● **Problem statement**: Read the listing below and copy out every line that holds "luglio".

● **Provided records**:

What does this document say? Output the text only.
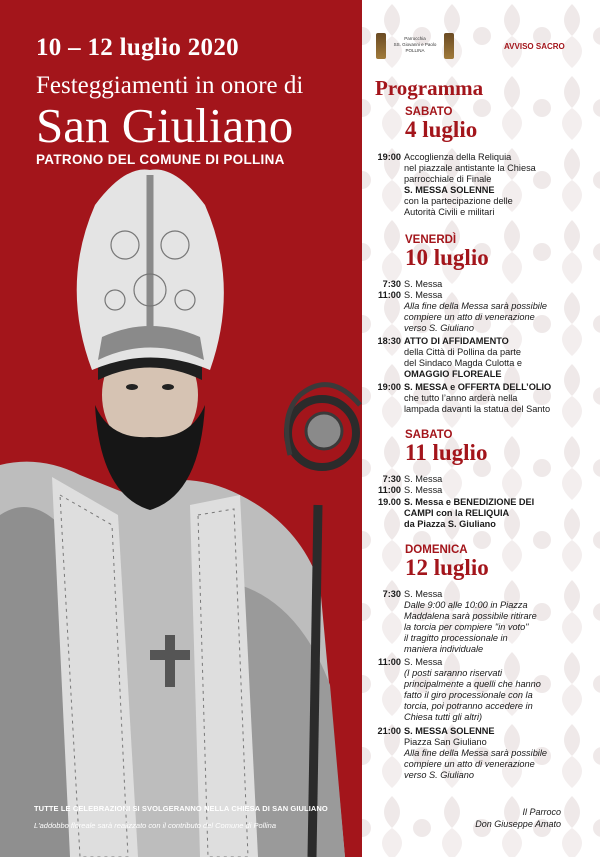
10 – 12 luglio 2020
Festeggiamenti in onore di
San Giuliano
PATRONO DEL COMUNE DI POLLINA
TUTTE LE CELEBRAZIONI SI SVOLGERANNO NELLA CHIESA DI SAN GIULIANO
L'addobbo floreale sarà realizzato con il contributo del Comune di Pollina
Parrocchia
SS. Giovanni e Paolo
POLLINA	AVVISO SACRO
Programma
SABATO
4 luglio
VENERDÌ
10 luglio
SABATO
11 luglio
DOMENICA
12 luglio
19:00 Accoglienza della Reliquia
nel piazzale antistante la Chiesa
parrocchiale di Finale
S. MESSA SOLENNE
con la partecipazione delle
Autorità Civili e militari
7:30 S. Messa
11:00 S. Messa
Alla fine della Messa sarà possibile
compiere un atto di venerazione
verso S. Giuliano
18:30 ATTO DI AFFIDAMENTO
della Città di Pollina da parte
del Sindaco Magda Culotta e
OMAGGIO FLOREALE
19:00 S. MESSA e OFFERTA DELL’OLIO
che tutto l’anno arderà nella
lampada davanti la statua del Santo
7:30 S. Messa
11:00 S. Messa
19.00 S. Messa e BENEDIZIONE DEI
CAMPI con la RELIQUIA
da Piazza S. Giuliano
7:30 S. Messa
Dalle 9:00 alle 10:00 in Piazza
Maddalena sarà possibile ritirare
la torcia per compiere "in voto"
il tragitto processionale in
maniera individuale
11:00 S. Messa
(I posti saranno riservati
principalmente a quelli che hanno
fatto il giro processionale con la
torcia, poi potranno accedere in
Chiesa tutti gli altri)
21:00 S. MESSA SOLENNE
Piazza San Giuliano
Alla fine della Messa sarà possibile
compiere un atto di venerazione
verso S. Giuliano
Il Parroco
Don Giuseppe Amato
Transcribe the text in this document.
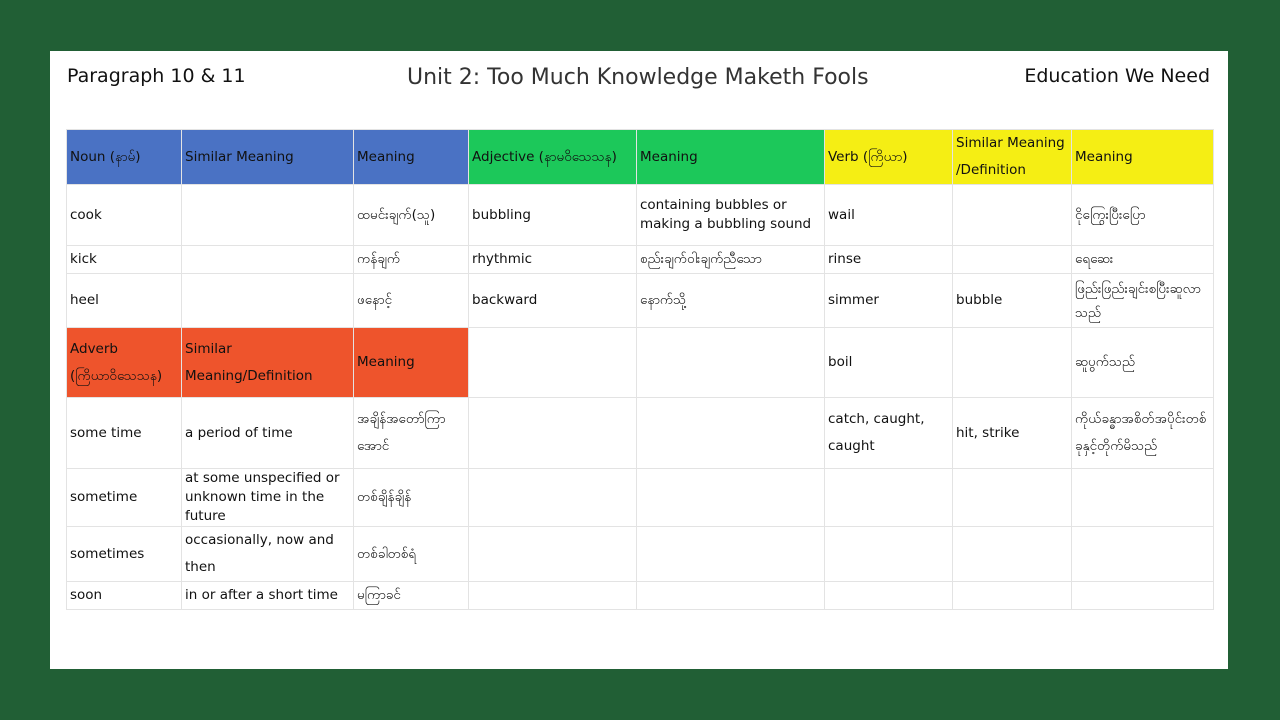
Paragraph 10 & 11	Unit 2: Too Much Knowledge Maketh Fools	Education We Need
Noun (နာမ်)	Similar Meaning	Meaning	Adjective (နာမဝိသေသန)	Meaning	Verb (ကြိယာ)	Similar Meaning /Definition	Meaning
cook		ထမင်းချက်(သူ)	bubbling	containing bubbles or making a bubbling sound	wail		ငိုကြွေးပြီးပြော
kick		ကန်ချက်	rhythmic	စည်းချက်ဝါးချက်ညီသော	rinse		ရေဆေး
heel		ဖနောင့်	backward	နောက်သို့	simmer	bubble	ဖြည်းဖြည်းချင်းစပြီးဆူလာသည်
Adverb (ကြိယာဝိသေသန)	Similar Meaning/Definition	Meaning			boil		ဆူပွက်သည်
some time	a period of time	အချိန်အတော်ကြာအောင်			catch, caught, caught	hit, strike	ကိုယ်ခန္ဓာအစိတ်အပိုင်းတစ်ခုနှင့်တိုက်မိသည်
sometime	at some unspecified or unknown time in the future	တစ်ချိန်ချိန်					
sometimes	occasionally, now and then	တစ်ခါတစ်ရံ					
soon	in or after a short time	မကြာခင်					
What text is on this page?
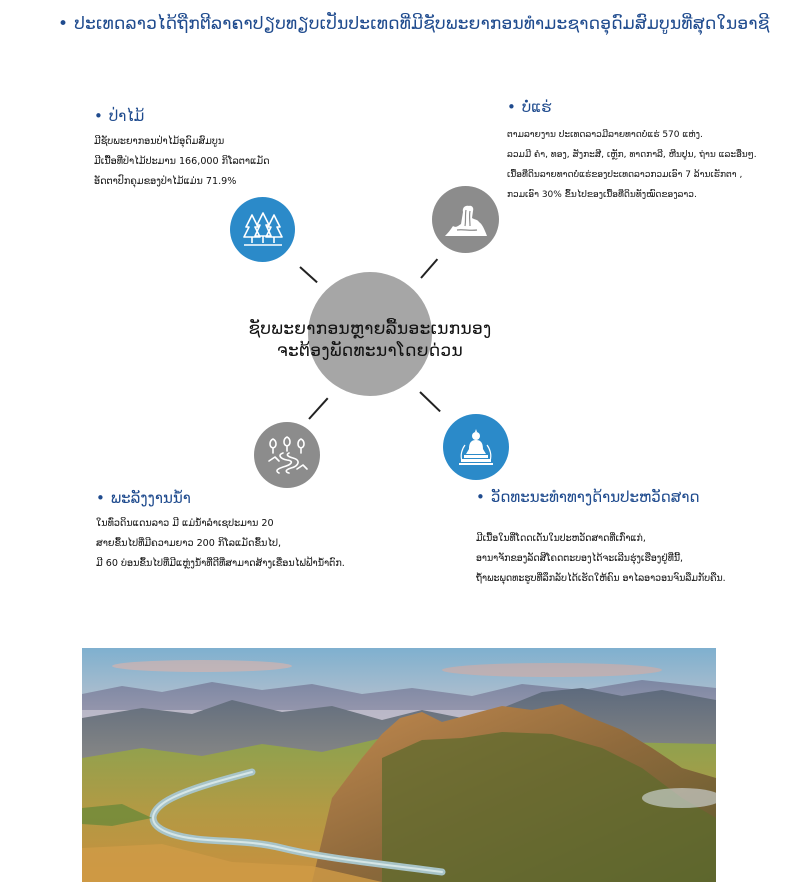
• ປະເທດລາວໄດ້ຖືກຕີລາຄາປຽບທຽບເປັນປະເທດທີ່ມີຊັບພະຍາກອນທຳມະຊາດອຸດົມສົມບູນທີ່ສຸດໃນອາຊີ
ຊັບພະຍາກອນຫຼາຍລື້ນອະເນກນອງ
ຈະຕ້ອງພັດທະນາໂດຍດ່ວນ
• ປ່າໄມ້
ມີຊັບພະຍາກອນປ່າໄມ້ອຸດົມສົມບູນ
ມີເນື້ອທີ່ປ່າໄມ້ປະມານ 166,000 ກິໂລຕາແມັດ
ອັດຕາປົກຄຸມຂອງປ່າໄມ້ແມ່ນ 71.9%
• ບໍ່ແຮ່
ຕາມລາຍງານ ປະເທດລາວມີລາຍທາດບໍ່ແຮ່ 570 ແຫ່ງ.
ລວມມີ ຄຳ, ທອງ, ສັງກະສີ, ເຫຼັກ, ທາດກາລີ, ຫີນປູນ, ຖ່ານ ແລະອື່ນໆ.
ເນື້ອທີ່ດິນລາຍທາດບໍ່ແຮ່ຂອງປະເທດລາວກວມເອົາ 7 ລ້ານເຮັກຕາ ,
ກວມເອົາ 30% ຂຶ້ນໄປຂອງເນື້ອທີ່ດິນທັງໝົດຂອງລາວ.
• ພະລັງງານນ້ຳ
ໃນທົ່ວດິນແດນລາວ ມີ ແມ່ນ້ຳລຳເຊປະມານ 20
ສາຍຂຶ້ນໄປທີ່ມີຄວາມຍາວ 200 ກິໂລແມັດຂຶ້ນໄປ,
ມີ 60 ບ່ອນຂຶ້ນໄປທີ່ມີແຫຼ່ງນ້ຳທີ່ດີທີ່ສາມາດສ້າງເຂື່ອນໄຟຟ້ານ້ຳຕົກ.
• ວັດທະນະທຳທາງດ້ານປະຫວັດສາດ
ມີເນື້ອໃນທີ່ໂດດເດັ່ນໃນປະຫວັດສາດທີ່ເກົ່າແກ່,
ອານາຈັກຂອງລັດສີໂຄດຕະບອງໄດ້ຈະເລີນຮຸ່ງເຮືອງຢູ່ທີ່ນີ້,
ຖ້ຳພະພຸດທະຮູບທີ່ລຶກລັບໄດ້ເຮັດໃຫ້ຄົນ ອາໄລອາວອນຈົນລືມກັບຄືນ.
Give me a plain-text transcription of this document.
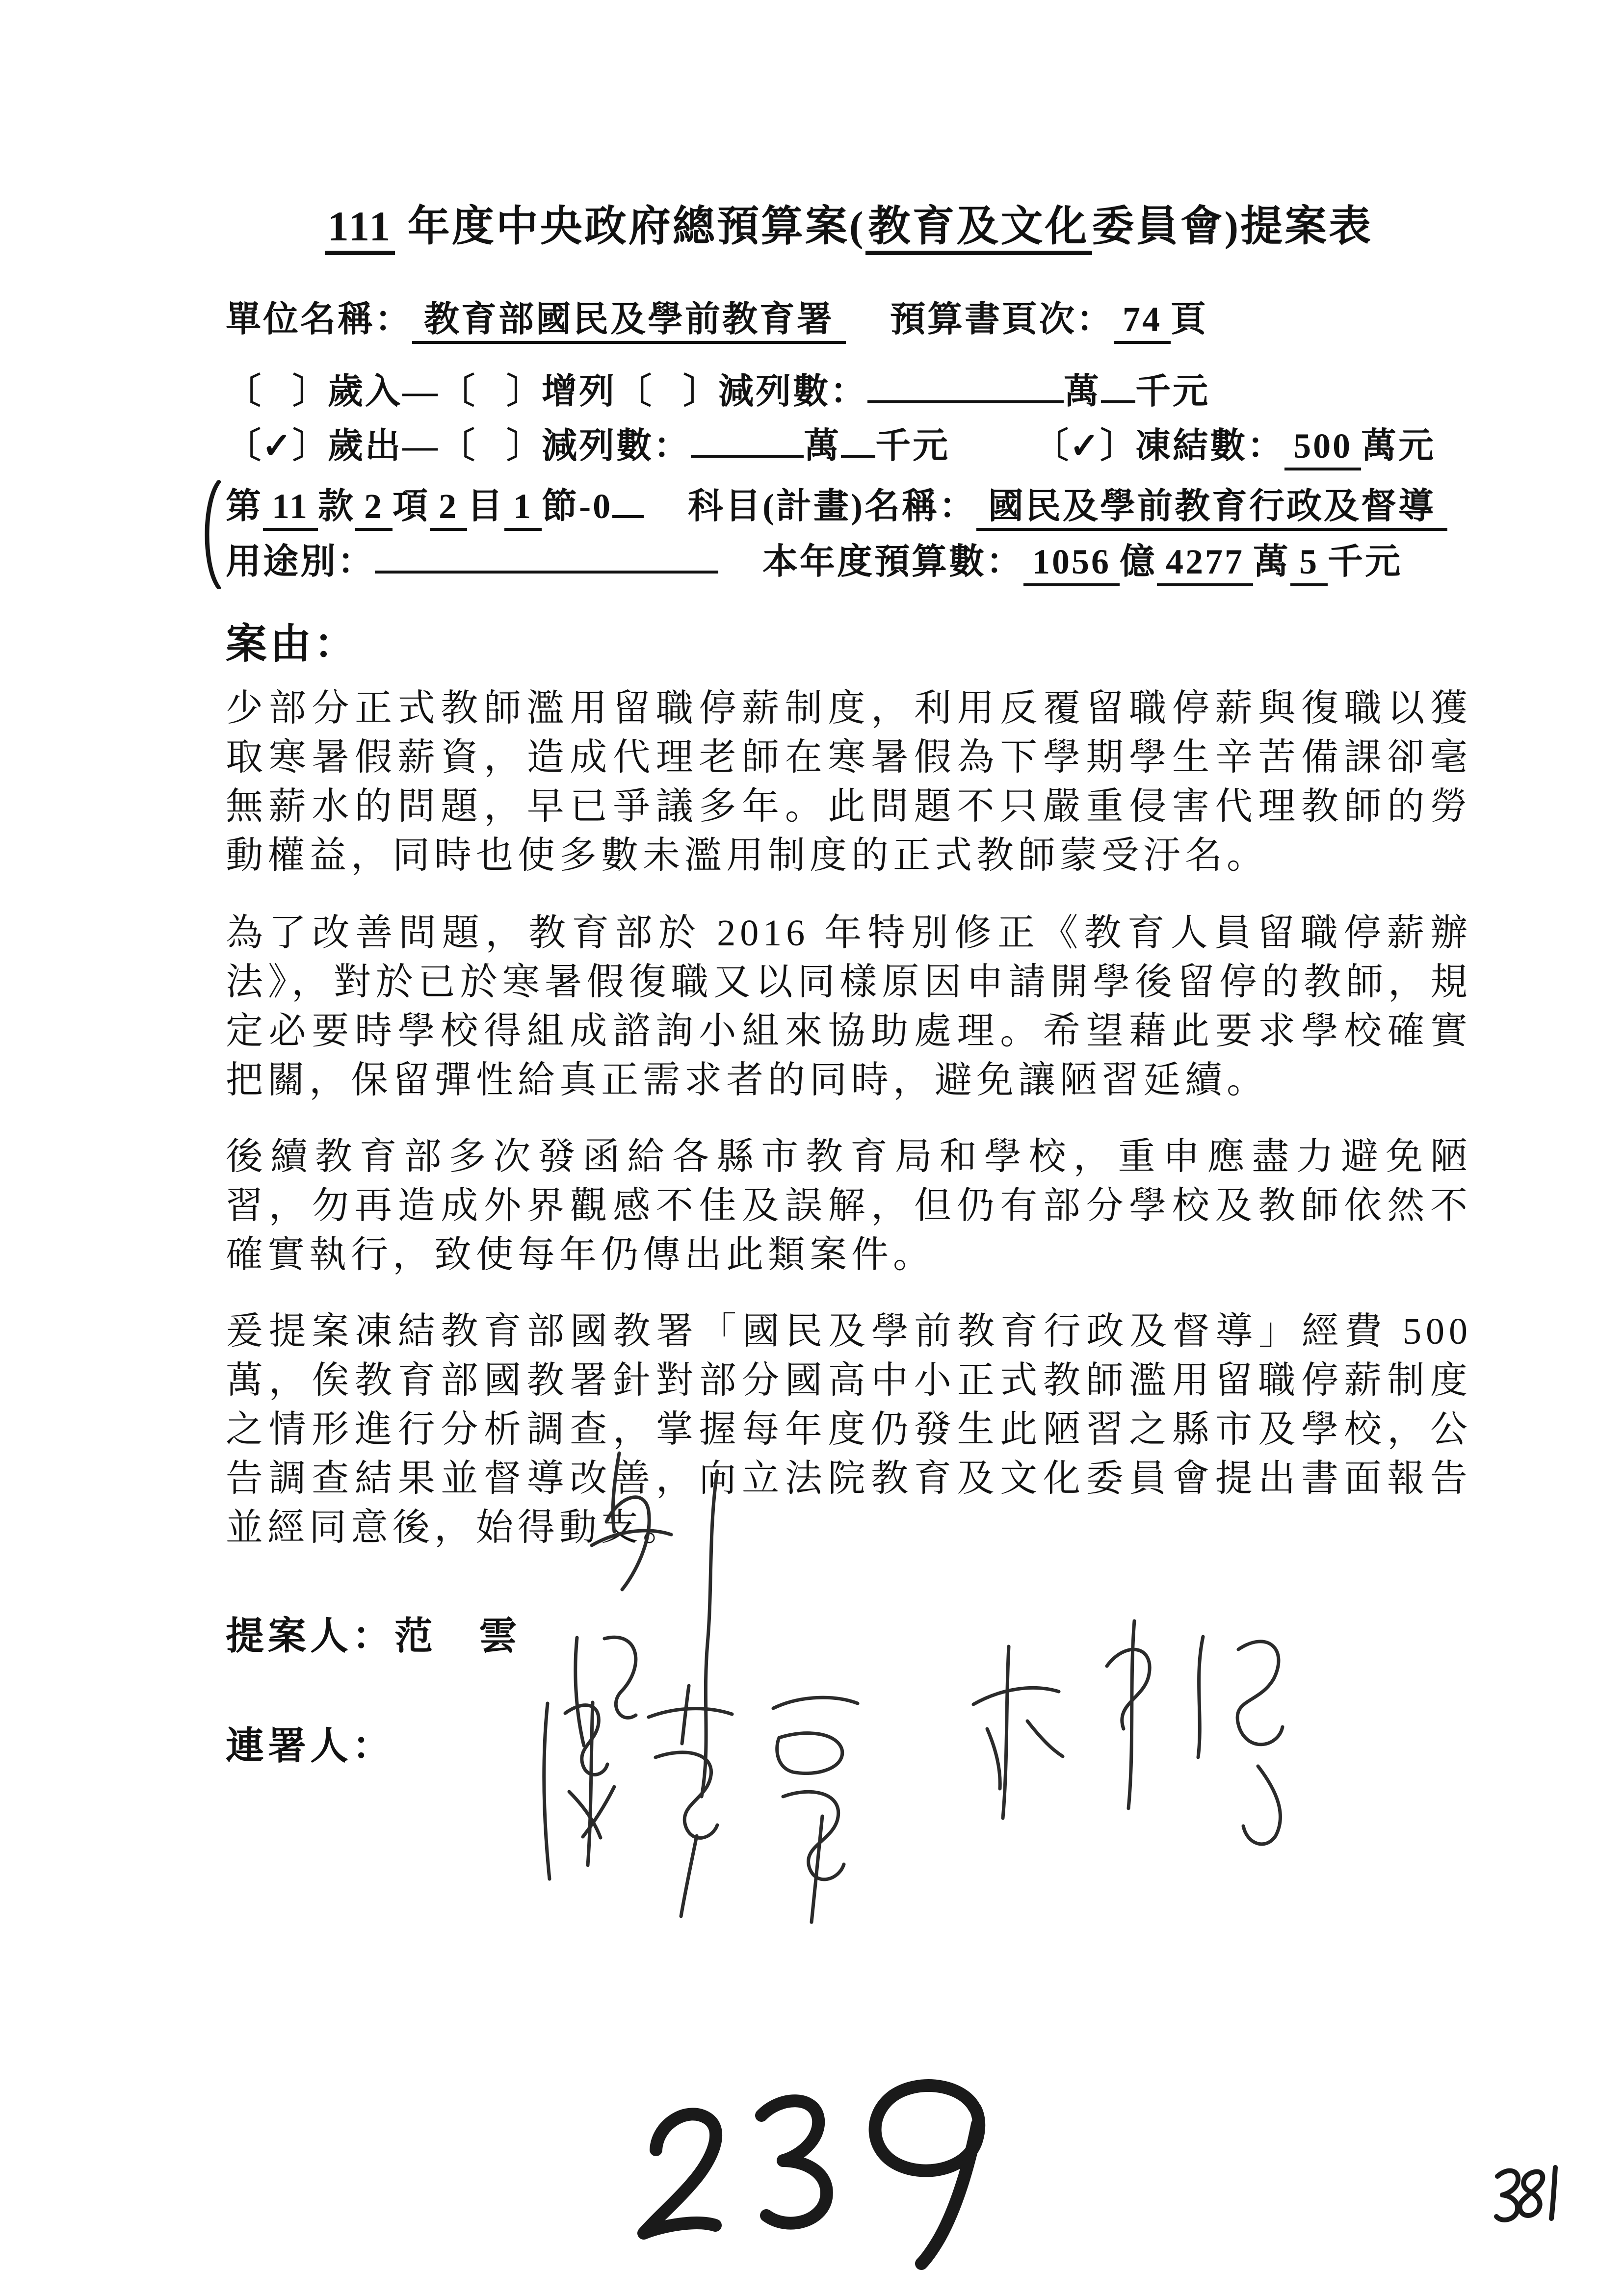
111 年度中央政府總預算案(教育及文化委員會)提案表
單位名稱： 教育部國民及學前教育署 預算書頁次： 74 頁
〔 〕歲入—〔 〕增列〔 〕減列數：	萬 千元
〔✓〕歲出—〔 〕減列數：	萬 千元 〔✓〕凍結數： 500 萬元
第 11 款 2 項 2 目 1 節-0 科目(計畫)名稱： 國民及學前教育行政及督導
用途別：	本年度預算數： 1056 億 4277 萬 5 千元
案由：
少部分正式教師濫用留職停薪制度，利用反覆留職停薪與復職以獲取寒暑假薪資，造成代理老師在寒暑假為下學期學生辛苦備課卻毫無薪水的問題，早已爭議多年。此問題不只嚴重侵害代理教師的勞動權益，同時也使多數未濫用制度的正式教師蒙受汙名。
為了改善問題，教育部於 2016 年特別修正《教育人員留職停薪辦法》，對於已於寒暑假復職又以同樣原因申請開學後留停的教師，規定必要時學校得組成諮詢小組來協助處理。希望藉此要求學校確實把關，保留彈性給真正需求者的同時，避免讓陋習延續。
後續教育部多次發函給各縣市教育局和學校，重申應盡力避免陋習，勿再造成外界觀感不佳及誤解，但仍有部分學校及教師依然不確實執行，致使每年仍傳出此類案件。
爰提案凍結教育部國教署「國民及學前教育行政及督導」經費 500 萬，俟教育部國教署針對部分國高中小正式教師濫用留職停薪制度之情形進行分析調查，掌握每年度仍發生此陋習之縣市及學校，公告調查結果並督導改善，向立法院教育及文化委員會提出書面報告並經同意後，始得動支。
提案人：范　雲
連署人：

● **Task solution**:
10 – 12 luglio 2020
4 luglio
10 luglio
11 luglio
12 luglio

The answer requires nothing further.